**What you are asked to do**
Search the listing below for the string "Funds" and copy every line where it occurs.

**Records supplied**
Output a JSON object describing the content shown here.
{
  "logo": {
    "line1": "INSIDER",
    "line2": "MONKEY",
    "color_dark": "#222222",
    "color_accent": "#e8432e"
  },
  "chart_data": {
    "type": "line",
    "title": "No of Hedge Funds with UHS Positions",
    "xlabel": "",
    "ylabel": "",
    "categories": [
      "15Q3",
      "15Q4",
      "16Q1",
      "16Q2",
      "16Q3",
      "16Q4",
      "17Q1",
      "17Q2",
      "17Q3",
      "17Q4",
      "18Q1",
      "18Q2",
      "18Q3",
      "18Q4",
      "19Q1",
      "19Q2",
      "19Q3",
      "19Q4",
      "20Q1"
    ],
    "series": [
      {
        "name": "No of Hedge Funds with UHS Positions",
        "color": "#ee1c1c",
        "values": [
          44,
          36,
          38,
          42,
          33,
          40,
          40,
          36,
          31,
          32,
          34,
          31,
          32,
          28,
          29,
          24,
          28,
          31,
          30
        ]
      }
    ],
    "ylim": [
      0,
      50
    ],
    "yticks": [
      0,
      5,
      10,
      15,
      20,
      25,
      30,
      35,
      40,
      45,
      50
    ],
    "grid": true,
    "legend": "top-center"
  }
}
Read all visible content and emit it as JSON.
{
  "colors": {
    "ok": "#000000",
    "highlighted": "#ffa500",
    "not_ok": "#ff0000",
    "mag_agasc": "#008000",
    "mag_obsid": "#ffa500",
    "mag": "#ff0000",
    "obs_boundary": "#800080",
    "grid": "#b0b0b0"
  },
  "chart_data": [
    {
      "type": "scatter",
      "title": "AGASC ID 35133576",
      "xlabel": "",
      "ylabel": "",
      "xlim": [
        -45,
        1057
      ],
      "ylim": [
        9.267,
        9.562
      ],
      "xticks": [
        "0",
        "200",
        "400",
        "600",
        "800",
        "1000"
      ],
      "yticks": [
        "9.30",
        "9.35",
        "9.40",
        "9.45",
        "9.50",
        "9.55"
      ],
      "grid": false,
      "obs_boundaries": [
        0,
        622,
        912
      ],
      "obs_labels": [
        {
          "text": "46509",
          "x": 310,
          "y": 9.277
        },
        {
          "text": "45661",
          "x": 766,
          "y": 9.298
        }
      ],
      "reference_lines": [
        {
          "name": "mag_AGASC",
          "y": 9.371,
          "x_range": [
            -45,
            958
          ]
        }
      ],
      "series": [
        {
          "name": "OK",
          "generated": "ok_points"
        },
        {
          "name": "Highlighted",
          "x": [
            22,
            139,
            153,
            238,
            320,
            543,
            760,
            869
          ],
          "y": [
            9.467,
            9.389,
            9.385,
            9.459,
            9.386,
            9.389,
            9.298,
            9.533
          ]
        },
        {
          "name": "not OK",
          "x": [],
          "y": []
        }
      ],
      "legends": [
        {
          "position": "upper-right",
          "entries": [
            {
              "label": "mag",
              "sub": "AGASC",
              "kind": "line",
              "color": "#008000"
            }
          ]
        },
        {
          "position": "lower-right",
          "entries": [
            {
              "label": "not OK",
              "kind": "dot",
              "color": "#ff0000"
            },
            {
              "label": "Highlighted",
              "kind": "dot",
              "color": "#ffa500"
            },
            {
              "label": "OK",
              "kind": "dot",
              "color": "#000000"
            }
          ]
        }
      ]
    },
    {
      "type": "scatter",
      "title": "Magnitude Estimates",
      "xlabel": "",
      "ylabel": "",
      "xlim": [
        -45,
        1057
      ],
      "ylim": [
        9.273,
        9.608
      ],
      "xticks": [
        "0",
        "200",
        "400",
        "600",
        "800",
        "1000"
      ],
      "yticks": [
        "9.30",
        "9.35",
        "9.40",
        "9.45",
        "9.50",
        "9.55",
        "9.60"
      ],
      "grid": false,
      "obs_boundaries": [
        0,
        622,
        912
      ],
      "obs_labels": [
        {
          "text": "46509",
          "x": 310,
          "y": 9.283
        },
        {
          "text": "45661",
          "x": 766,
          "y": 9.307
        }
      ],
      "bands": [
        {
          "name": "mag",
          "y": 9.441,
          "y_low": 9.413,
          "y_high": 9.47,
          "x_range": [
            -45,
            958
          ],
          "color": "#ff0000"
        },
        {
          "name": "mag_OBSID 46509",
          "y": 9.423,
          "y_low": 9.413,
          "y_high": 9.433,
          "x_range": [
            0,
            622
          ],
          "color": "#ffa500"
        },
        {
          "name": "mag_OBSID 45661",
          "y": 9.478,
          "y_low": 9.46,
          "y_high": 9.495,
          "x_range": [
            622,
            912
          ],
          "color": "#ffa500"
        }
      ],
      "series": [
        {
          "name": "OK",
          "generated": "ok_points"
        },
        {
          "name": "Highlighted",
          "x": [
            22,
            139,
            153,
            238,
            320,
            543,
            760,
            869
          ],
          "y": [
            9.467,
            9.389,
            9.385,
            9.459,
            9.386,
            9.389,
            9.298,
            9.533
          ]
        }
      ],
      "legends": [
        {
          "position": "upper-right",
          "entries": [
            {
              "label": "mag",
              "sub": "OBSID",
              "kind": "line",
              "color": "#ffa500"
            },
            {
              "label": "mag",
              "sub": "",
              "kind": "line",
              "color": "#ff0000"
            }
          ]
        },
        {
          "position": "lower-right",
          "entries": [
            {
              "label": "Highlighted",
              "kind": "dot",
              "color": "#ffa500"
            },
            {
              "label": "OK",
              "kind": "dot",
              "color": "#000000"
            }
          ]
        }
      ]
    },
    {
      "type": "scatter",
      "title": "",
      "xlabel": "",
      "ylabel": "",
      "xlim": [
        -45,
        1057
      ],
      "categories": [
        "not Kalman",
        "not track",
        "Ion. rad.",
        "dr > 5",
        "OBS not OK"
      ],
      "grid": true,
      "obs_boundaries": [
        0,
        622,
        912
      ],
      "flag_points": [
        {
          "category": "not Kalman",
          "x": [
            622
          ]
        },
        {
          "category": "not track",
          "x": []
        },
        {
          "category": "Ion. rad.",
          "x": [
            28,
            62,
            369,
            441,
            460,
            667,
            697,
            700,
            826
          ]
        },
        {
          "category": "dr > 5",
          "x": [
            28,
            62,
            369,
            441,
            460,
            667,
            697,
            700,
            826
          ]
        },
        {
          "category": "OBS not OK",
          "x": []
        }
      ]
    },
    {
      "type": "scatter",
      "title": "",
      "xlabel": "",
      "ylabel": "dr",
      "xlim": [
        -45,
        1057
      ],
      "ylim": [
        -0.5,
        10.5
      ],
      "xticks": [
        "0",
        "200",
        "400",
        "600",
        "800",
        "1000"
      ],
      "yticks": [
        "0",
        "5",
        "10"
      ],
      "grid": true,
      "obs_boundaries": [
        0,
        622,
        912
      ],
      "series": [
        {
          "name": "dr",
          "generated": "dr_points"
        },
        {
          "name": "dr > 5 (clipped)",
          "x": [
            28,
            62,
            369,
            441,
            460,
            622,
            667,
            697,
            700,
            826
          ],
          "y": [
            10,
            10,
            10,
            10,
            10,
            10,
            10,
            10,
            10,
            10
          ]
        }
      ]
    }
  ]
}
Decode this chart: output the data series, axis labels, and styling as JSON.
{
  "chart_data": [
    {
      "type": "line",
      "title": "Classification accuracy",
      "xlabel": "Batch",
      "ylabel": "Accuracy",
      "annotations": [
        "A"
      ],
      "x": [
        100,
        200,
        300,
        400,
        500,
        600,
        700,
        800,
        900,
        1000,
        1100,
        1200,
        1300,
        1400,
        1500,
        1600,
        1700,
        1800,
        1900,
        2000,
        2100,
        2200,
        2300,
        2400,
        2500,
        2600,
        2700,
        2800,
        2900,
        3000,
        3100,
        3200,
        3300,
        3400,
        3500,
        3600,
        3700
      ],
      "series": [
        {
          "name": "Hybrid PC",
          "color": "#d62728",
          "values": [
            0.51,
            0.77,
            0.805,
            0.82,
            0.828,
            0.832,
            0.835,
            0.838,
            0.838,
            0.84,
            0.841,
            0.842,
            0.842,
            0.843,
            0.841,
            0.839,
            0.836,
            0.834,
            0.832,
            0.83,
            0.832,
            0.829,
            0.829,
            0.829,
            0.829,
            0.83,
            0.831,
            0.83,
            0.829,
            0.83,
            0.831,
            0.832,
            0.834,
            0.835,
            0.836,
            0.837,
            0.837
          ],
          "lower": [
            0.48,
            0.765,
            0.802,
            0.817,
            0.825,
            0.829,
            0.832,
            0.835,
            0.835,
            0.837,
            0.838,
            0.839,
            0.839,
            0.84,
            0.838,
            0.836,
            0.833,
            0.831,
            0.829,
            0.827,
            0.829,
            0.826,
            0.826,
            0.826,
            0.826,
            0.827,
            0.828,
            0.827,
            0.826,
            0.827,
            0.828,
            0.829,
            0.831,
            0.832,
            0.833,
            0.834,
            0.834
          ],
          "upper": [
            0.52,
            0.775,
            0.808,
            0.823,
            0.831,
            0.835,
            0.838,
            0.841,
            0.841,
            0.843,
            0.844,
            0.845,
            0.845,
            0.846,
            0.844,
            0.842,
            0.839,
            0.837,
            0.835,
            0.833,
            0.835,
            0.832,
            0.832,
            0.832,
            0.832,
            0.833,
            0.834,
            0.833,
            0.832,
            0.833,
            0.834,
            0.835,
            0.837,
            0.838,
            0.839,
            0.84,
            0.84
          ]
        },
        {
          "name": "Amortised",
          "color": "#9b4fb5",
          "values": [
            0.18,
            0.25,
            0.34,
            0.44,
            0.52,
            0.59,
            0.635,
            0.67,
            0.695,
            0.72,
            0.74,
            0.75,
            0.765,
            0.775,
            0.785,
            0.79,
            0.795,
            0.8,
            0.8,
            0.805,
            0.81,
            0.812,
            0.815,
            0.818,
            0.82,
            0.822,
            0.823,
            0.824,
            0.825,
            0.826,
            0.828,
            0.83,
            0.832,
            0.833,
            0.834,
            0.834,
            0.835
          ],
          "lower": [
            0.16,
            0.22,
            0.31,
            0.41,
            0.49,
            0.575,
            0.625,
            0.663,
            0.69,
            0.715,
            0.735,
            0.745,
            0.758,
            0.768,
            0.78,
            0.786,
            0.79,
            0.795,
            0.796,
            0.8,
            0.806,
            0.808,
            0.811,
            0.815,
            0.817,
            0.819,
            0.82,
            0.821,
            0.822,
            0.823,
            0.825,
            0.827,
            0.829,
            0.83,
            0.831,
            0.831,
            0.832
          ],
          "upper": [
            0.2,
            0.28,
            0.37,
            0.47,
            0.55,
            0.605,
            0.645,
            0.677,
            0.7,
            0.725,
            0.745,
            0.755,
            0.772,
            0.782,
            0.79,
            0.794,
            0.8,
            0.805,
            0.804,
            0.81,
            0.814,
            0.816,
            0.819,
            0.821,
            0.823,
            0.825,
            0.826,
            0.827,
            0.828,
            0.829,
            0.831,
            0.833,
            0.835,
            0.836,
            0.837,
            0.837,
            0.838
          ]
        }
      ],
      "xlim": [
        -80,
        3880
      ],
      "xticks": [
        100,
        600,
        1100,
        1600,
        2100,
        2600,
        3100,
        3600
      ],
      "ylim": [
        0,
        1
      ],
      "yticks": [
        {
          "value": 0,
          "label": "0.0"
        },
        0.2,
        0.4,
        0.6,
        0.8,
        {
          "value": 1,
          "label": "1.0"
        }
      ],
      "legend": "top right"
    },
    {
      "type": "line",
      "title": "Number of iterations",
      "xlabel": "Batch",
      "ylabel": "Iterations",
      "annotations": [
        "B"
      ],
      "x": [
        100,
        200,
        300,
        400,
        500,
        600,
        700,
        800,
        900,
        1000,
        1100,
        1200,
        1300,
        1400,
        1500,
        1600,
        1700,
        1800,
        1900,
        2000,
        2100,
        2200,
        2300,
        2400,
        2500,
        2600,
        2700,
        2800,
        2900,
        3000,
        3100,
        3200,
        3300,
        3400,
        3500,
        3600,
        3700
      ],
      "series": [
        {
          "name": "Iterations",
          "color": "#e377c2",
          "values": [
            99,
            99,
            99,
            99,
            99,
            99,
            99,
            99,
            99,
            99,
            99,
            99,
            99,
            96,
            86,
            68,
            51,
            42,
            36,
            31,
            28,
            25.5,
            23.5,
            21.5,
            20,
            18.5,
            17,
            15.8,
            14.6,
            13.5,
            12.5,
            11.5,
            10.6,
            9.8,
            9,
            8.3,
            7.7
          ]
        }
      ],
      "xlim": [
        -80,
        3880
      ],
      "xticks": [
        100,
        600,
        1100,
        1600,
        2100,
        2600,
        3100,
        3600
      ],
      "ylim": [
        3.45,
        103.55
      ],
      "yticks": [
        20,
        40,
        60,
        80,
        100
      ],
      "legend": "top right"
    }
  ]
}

**Expected output**
    "title": "No of Hedge Funds with UHS Positions",
        "name": "No of Hedge Funds with UHS Positions",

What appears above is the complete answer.